> **Stated task**
Pictures are not part of the copy; repeat everything else in the records exactly.

> **Figure record extracts**

·····

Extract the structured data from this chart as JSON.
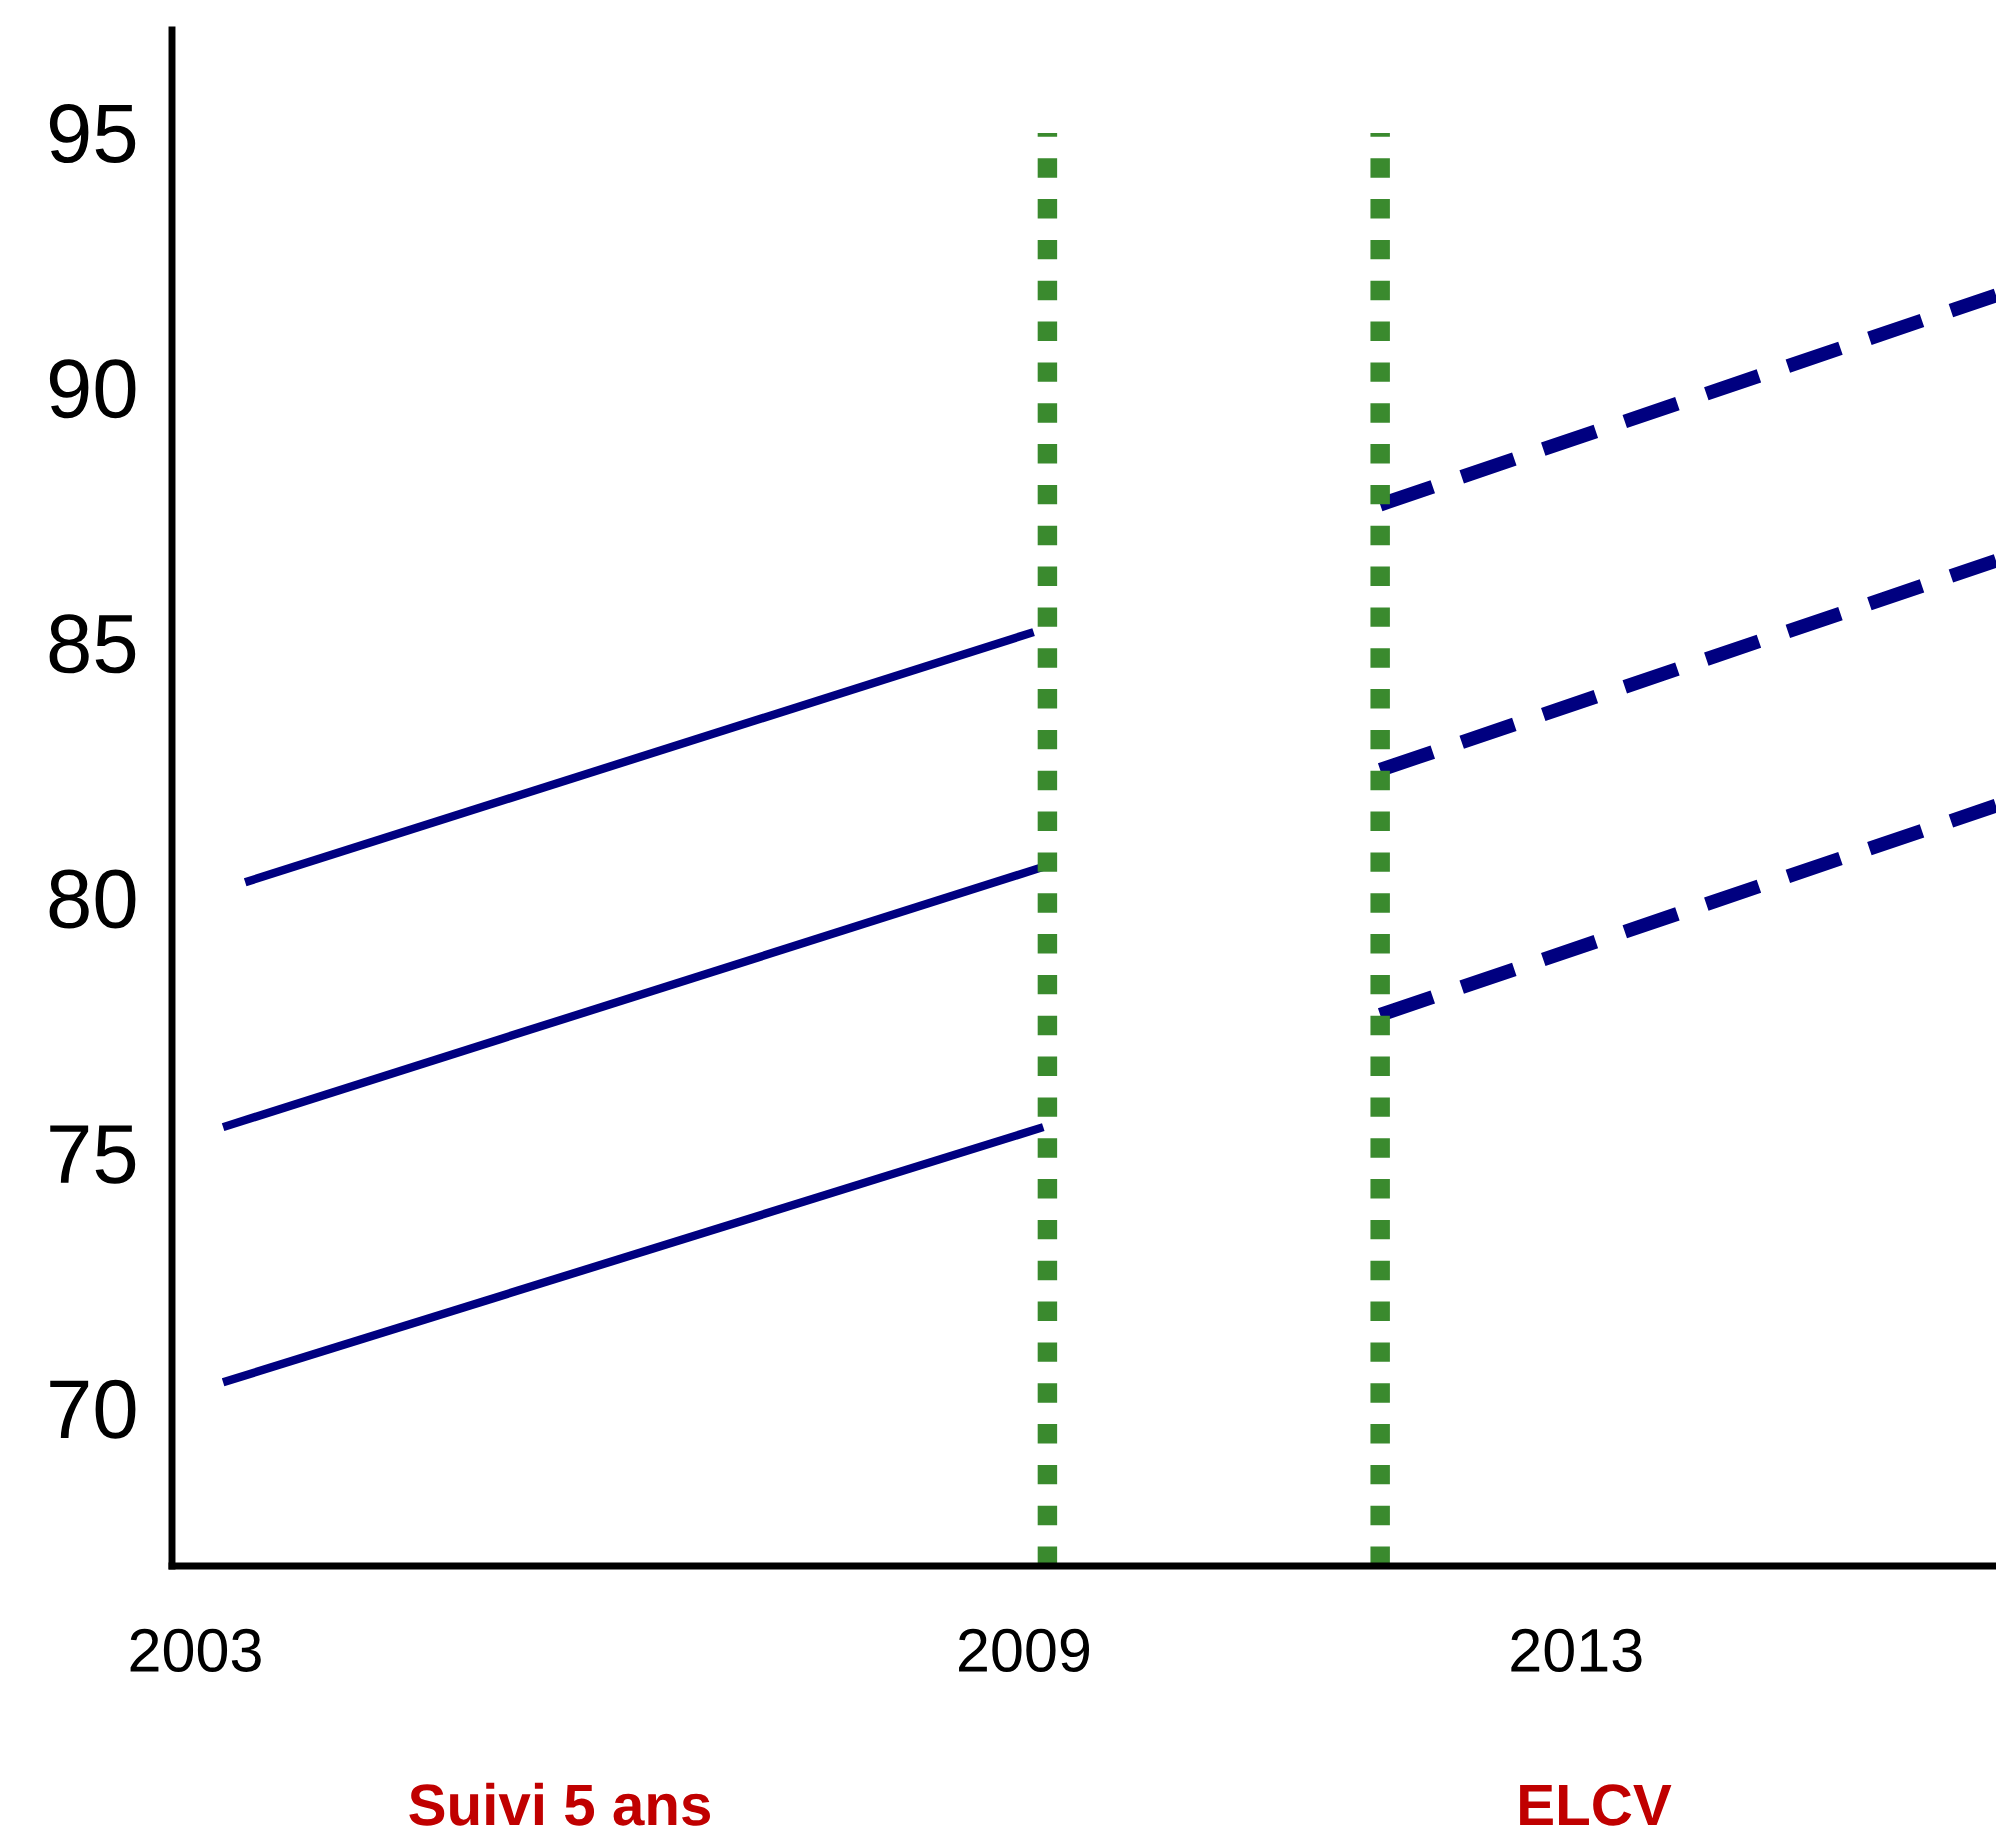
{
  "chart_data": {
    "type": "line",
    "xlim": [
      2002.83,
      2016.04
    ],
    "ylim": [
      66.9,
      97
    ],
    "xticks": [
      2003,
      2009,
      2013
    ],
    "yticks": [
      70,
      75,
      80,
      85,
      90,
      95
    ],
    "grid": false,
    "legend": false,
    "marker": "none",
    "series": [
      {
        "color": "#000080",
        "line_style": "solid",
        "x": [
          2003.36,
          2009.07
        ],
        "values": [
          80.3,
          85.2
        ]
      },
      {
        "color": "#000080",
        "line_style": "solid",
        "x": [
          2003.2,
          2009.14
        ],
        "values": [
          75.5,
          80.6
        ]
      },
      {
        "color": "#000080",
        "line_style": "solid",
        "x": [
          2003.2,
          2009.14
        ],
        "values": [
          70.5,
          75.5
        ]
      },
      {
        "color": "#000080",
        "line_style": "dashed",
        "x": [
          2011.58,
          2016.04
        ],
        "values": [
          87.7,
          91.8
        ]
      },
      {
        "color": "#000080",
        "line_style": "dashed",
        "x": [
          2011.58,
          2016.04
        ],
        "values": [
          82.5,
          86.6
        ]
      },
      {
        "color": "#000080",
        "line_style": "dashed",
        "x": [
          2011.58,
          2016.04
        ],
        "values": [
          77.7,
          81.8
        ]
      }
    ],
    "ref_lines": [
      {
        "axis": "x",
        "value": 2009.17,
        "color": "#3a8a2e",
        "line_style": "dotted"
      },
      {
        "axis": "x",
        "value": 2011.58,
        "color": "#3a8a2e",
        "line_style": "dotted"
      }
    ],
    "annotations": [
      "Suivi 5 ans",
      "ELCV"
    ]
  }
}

·····

> **Response to the exercise**
Extract the structured data from this chart as JSON.
{
  "chart_data": {
    "type": "line",
    "xlim": [
      2002.83,
      2016.04
    ],
    "ylim": [
      66.9,
      97
    ],
    "xticks": [
      2003,
      2009,
      2013
    ],
    "yticks": [
      70,
      75,
      80,
      85,
      90,
      95
    ],
    "grid": false,
    "legend": false,
    "marker": "none",
    "series": [
      {
        "color": "#000080",
        "line_style": "solid",
        "x": [
          2003.36,
          2009.07
        ],
        "values": [
          80.3,
          85.2
        ]
      },
      {
        "color": "#000080",
        "line_style": "solid",
        "x": [
          2003.2,
          2009.14
        ],
        "values": [
          75.5,
          80.6
        ]
      },
      {
        "color": "#000080",
        "line_style": "solid",
        "x": [
          2003.2,
          2009.14
        ],
        "values": [
          70.5,
          75.5
        ]
      },
      {
        "color": "#000080",
        "line_style": "dashed",
        "x": [
          2011.58,
          2016.04
        ],
        "values": [
          87.7,
          91.8
        ]
      },
      {
        "color": "#000080",
        "line_style": "dashed",
        "x": [
          2011.58,
          2016.04
        ],
        "values": [
          82.5,
          86.6
        ]
      },
      {
        "color": "#000080",
        "line_style": "dashed",
        "x": [
          2011.58,
          2016.04
        ],
        "values": [
          77.7,
          81.8
        ]
      }
    ],
    "ref_lines": [
      {
        "axis": "x",
        "value": 2009.17,
        "color": "#3a8a2e",
        "line_style": "dotted"
      },
      {
        "axis": "x",
        "value": 2011.58,
        "color": "#3a8a2e",
        "line_style": "dotted"
      }
    ],
    "annotations": [
      "Suivi 5 ans",
      "ELCV"
    ]
  }
}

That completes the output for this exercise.